DO THIS
Gather up the lines that contain "obciążenia".

Stored items
>> BEGIN
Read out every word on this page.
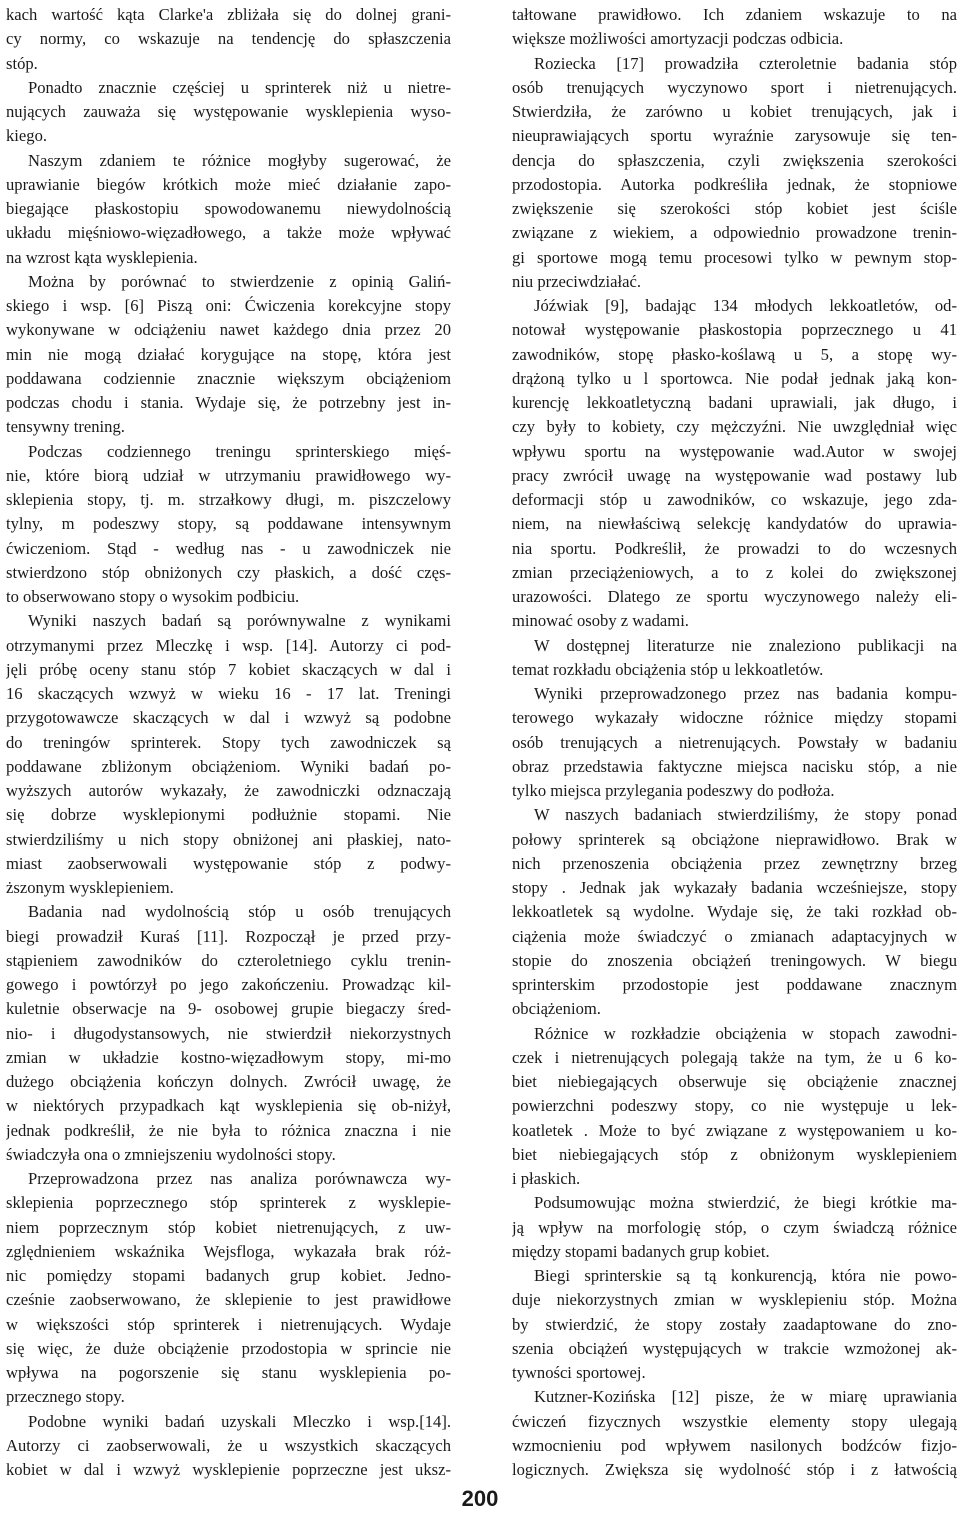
kach wartość kąta Clarke'a zbliżała się do dolnej grani-
cy normy, co wskazuje na tendencję do spłaszczenia
stóp.
Ponadto znacznie częściej u sprinterek niż u nietre-
nujących zauważa się występowanie wysklepienia wyso-
kiego.
Naszym zdaniem te różnice mogłyby sugerować, że
uprawianie biegów krótkich może mieć działanie zapo-
biegające płaskostopiu spowodowanemu niewydolnością
układu mięśniowo-więzadłowego, a także może wpływać
na wzrost kąta wysklepienia.
Można by porównać to stwierdzenie z opinią Galiń-
skiego i wsp. [6] Piszą oni: Ćwiczenia korekcyjne stopy
wykonywane w odciążeniu nawet każdego dnia przez 20
min nie mogą działać korygujące na stopę, która jest
poddawana codziennie znacznie większym obciążeniom
podczas chodu i stania. Wydaje się, że potrzebny jest in-
tensywny trening.
Podczas codziennego treningu sprinterskiego mięś-
nie, które biorą udział w utrzymaniu prawidłowego wy-
sklepienia stopy, tj. m. strzałkowy długi, m. piszczelowy
tylny, m podeszwy stopy, są poddawane intensywnym
ćwiczeniom. Stąd - według nas - u zawodniczek nie
stwierdzono stóp obniżonych czy płaskich, a dość częs-
to obserwowano stopy o wysokim podbiciu.
Wyniki naszych badań są porównywalne z wynikami
otrzymanymi przez Mleczkę i wsp. [14]. Autorzy ci pod-
jęli próbę oceny stanu stóp 7 kobiet skaczących w dal i
16 skaczących wzwyż w wieku 16 - 17 lat. Treningi
przygotowawcze skaczących w dal i wzwyż są podobne
do treningów sprinterek. Stopy tych zawodniczek są
poddawane zbliżonym obciążeniom. Wyniki badań po-
wyższych autorów wykazały, że zawodniczki odznaczają
się dobrze wysklepionymi podłużnie stopami. Nie
stwierdziliśmy u nich stopy obniżonej ani płaskiej, nato-
miast zaobserwowali występowanie stóp z podwy-
ższonym wysklepieniem.
Badania nad wydolnością stóp u osób trenujących
biegi prowadził Kuraś [11]. Rozpoczął je przed przy-
stąpieniem zawodników do czteroletniego cyklu trenin-
gowego i powtórzył po jego zakończeniu. Prowadząc kil-
kuletnie obserwacje na 9- osobowej grupie biegaczy śred-
nio- i długodystansowych, nie stwierdził niekorzystnych
zmian w układzie kostno-więzadłowym stopy, mi-mo
dużego obciążenia kończyn dolnych. Zwrócił uwagę, że
w niektórych przypadkach kąt wysklepienia się ob-niżył,
jednak podkreślił, że nie była to różnica znaczna i nie
świadczyła ona o zmniejszeniu wydolności stopy.
Przeprowadzona przez nas analiza porównawcza wy-
sklepienia poprzecznego stóp sprinterek z wysklepie-
niem poprzecznym stóp kobiet nietrenujących, z uw-
zględnieniem wskaźnika Wejsfloga, wykazała brak róż-
nic pomiędzy stopami badanych grup kobiet. Jedno-
cześnie zaobserwowano, że sklepienie to jest prawidłowe
w większości stóp sprinterek i nietrenujących. Wydaje
się więc, że duże obciążenie przodostopia w sprincie nie
wpływa na pogorszenie się stanu wysklepienia po-
przecznego stopy.
Podobne wyniki badań uzyskali Mleczko i wsp.[14].
Autorzy ci zaobserwowali, że u wszystkich skaczących
kobiet w dal i wzwyż wysklepienie poprzeczne jest uksz-
tałtowane prawidłowo. Ich zdaniem wskazuje to na
większe możliwości amortyzacji podczas odbicia.
Roziecka [17] prowadziła czteroletnie badania stóp
osób trenujących wyczynowo sport i nietrenujących.
Stwierdziła, że zarówno u kobiet trenujących, jak i
nieuprawiających sportu wyraźnie zarysowuje się ten-
dencja do spłaszczenia, czyli zwiększenia szerokości
przodostopia. Autorka podkreśliła jednak, że stopniowe
zwiększenie się szerokości stóp kobiet jest ściśle
związane z wiekiem, a odpowiednio prowadzone trenin-
gi sportowe mogą temu procesowi tylko w pewnym stop-
niu przeciwdziałać.
Jóźwiak [9], badając 134 młodych lekkoatletów, od-
notował występowanie płaskostopia poprzecznego u 41
zawodników, stopę płasko-koślawą u 5, a stopę wy-
drążoną tylko u l sportowca. Nie podał jednak jaką kon-
kurencję lekkoatletyczną badani uprawiali, jak długo, i
czy były to kobiety, czy mężczyźni. Nie uwzględniał więc
wpływu sportu na występowanie wad.Autor w swojej
pracy zwrócił uwagę na występowanie wad postawy lub
deformacji stóp u zawodników, co wskazuje, jego zda-
niem, na niewłaściwą selekcję kandydatów do uprawia-
nia sportu. Podkreślił, że prowadzi to do wczesnych
zmian przeciążeniowych, a to z kolei do zwiększonej
urazowości. Dlatego ze sportu wyczynowego należy eli-
minować osoby z wadami.
W dostępnej literaturze nie znaleziono publikacji na
temat rozkładu obciążenia stóp u lekkoatletów.
Wyniki przeprowadzonego przez nas badania kompu-
terowego wykazały widoczne różnice między stopami
osób trenujących a nietrenujących. Powstały w badaniu
obraz przedstawia faktyczne miejsca nacisku stóp, a nie
tylko miejsca przylegania podeszwy do podłoża.
W naszych badaniach stwierdziliśmy, że stopy ponad
połowy sprinterek są obciążone nieprawidłowo. Brak w
nich przenoszenia obciążenia przez zewnętrzny brzeg
stopy . Jednak jak wykazały badania wcześniejsze, stopy
lekkoatletek są wydolne. Wydaje się, że taki rozkład ob-
ciążenia może świadczyć o zmianach adaptacyjnych w
stopie do znoszenia obciążeń treningowych. W biegu
sprinterskim przodostopie jest poddawane znacznym
obciążeniom.
Różnice w rozkładzie obciążenia w stopach zawodni-
czek i nietrenujących polegają także na tym, że u 6 ko-
biet niebiegających obserwuje się obciążenie znacznej
powierzchni podeszwy stopy, co nie występuje u lek-
koatletek . Może to być związane z występowaniem u ko-
biet niebiegających stóp z obniżonym wysklepieniem
i płaskich.
Podsumowując można stwierdzić, że biegi krótkie ma-
ją wpływ na morfologię stóp, o czym świadczą różnice
między stopami badanych grup kobiet.
Biegi sprinterskie są tą konkurencją, która nie powo-
duje niekorzystnych zmian w wysklepieniu stóp. Można
by stwierdzić, że stopy zostały zaadaptowane do zno-
szenia obciążeń występujących w trakcie wzmożonej ak-
tywności sportowej.
Kutzner-Kozińska [12] pisze, że w miarę uprawiania
ćwiczeń fizycznych wszystkie elementy stopy ulegają
wzmocnieniu pod wpływem nasilonych bodźców fizjo-
logicznych. Zwiększa się wydolność stóp i z łatwością
200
>> END
COMPLETED EXERCISE
dużego obciążenia kończyn dolnych. Zwrócił uwagę, że
temat rozkładu obciążenia stóp u lekkoatletów.
nich przenoszenia obciążenia przez zewnętrzny brzeg
Różnice w rozkładzie obciążenia w stopach zawodni-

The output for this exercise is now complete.